OBJECTIVE: Please repeat the rows below word for word, beginning with the first one and ending after the line that contains "66, 873, 70]".

WORKING DATA:
'''

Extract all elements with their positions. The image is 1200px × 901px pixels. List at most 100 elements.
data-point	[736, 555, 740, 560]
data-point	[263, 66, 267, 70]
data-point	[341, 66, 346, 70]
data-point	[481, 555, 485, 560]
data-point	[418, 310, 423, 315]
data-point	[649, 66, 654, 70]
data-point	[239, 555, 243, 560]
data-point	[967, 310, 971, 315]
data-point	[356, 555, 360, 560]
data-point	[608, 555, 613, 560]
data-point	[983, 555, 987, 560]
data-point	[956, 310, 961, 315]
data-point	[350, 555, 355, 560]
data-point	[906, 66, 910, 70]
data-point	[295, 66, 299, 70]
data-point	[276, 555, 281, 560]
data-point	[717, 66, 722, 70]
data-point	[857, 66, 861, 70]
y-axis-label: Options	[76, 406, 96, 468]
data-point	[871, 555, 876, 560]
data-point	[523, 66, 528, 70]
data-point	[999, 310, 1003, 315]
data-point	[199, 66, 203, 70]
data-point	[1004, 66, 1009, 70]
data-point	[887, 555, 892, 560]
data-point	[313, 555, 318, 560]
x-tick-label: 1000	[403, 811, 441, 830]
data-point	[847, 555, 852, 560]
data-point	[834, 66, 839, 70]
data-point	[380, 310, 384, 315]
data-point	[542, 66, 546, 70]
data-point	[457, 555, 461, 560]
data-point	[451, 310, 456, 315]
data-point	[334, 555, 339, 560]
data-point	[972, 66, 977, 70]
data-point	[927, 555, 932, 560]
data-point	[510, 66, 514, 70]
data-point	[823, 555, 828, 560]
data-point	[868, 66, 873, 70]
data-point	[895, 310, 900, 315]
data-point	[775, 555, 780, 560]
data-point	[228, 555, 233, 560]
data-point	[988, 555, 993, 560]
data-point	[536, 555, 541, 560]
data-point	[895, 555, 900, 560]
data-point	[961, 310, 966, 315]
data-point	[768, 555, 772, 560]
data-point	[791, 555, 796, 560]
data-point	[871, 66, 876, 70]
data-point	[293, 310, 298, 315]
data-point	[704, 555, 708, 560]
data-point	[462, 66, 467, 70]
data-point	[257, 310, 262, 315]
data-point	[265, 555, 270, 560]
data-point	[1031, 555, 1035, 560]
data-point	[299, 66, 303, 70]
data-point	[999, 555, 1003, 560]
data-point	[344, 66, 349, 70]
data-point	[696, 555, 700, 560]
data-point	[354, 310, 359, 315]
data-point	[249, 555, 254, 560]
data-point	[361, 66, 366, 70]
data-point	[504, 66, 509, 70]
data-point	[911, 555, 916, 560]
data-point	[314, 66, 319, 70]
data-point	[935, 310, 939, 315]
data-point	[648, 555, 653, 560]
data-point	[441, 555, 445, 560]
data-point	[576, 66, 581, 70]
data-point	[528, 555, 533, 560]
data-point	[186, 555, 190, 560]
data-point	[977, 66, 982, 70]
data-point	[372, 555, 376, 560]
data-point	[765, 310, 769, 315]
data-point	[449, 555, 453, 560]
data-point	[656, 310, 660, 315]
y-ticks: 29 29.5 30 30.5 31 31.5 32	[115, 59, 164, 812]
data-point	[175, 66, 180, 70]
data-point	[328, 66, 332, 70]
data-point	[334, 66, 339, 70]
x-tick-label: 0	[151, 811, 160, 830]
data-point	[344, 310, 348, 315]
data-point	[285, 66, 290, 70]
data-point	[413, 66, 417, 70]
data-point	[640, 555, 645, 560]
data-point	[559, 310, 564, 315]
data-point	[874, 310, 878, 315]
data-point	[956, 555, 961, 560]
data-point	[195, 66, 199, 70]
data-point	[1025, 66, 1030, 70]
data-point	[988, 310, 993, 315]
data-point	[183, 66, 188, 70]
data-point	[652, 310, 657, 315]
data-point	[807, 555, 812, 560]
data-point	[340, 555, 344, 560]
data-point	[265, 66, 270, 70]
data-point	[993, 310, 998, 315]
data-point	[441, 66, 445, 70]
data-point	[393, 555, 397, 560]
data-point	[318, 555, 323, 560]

'''

WRITTEN ANSWER:
Extract all elements with their positions. The image is 1200px × 901px pixels. List at most 100 elements.
data-point	[736, 555, 740, 560]
data-point	[263, 66, 267, 70]
data-point	[341, 66, 346, 70]
data-point	[481, 555, 485, 560]
data-point	[418, 310, 423, 315]
data-point	[649, 66, 654, 70]
data-point	[239, 555, 243, 560]
data-point	[967, 310, 971, 315]
data-point	[356, 555, 360, 560]
data-point	[608, 555, 613, 560]
data-point	[983, 555, 987, 560]
data-point	[956, 310, 961, 315]
data-point	[350, 555, 355, 560]
data-point	[906, 66, 910, 70]
data-point	[295, 66, 299, 70]
data-point	[276, 555, 281, 560]
data-point	[717, 66, 722, 70]
data-point	[857, 66, 861, 70]
y-axis-label: Options	[76, 406, 96, 468]
data-point	[871, 555, 876, 560]
data-point	[523, 66, 528, 70]
data-point	[999, 310, 1003, 315]
data-point	[199, 66, 203, 70]
data-point	[1004, 66, 1009, 70]
data-point	[887, 555, 892, 560]
data-point	[313, 555, 318, 560]
x-tick-label: 1000	[403, 811, 441, 830]
data-point	[847, 555, 852, 560]
data-point	[834, 66, 839, 70]
data-point	[380, 310, 384, 315]
data-point	[542, 66, 546, 70]
data-point	[457, 555, 461, 560]
data-point	[451, 310, 456, 315]
data-point	[334, 555, 339, 560]
data-point	[972, 66, 977, 70]
data-point	[927, 555, 932, 560]
data-point	[510, 66, 514, 70]
data-point	[823, 555, 828, 560]
data-point	[868, 66, 873, 70]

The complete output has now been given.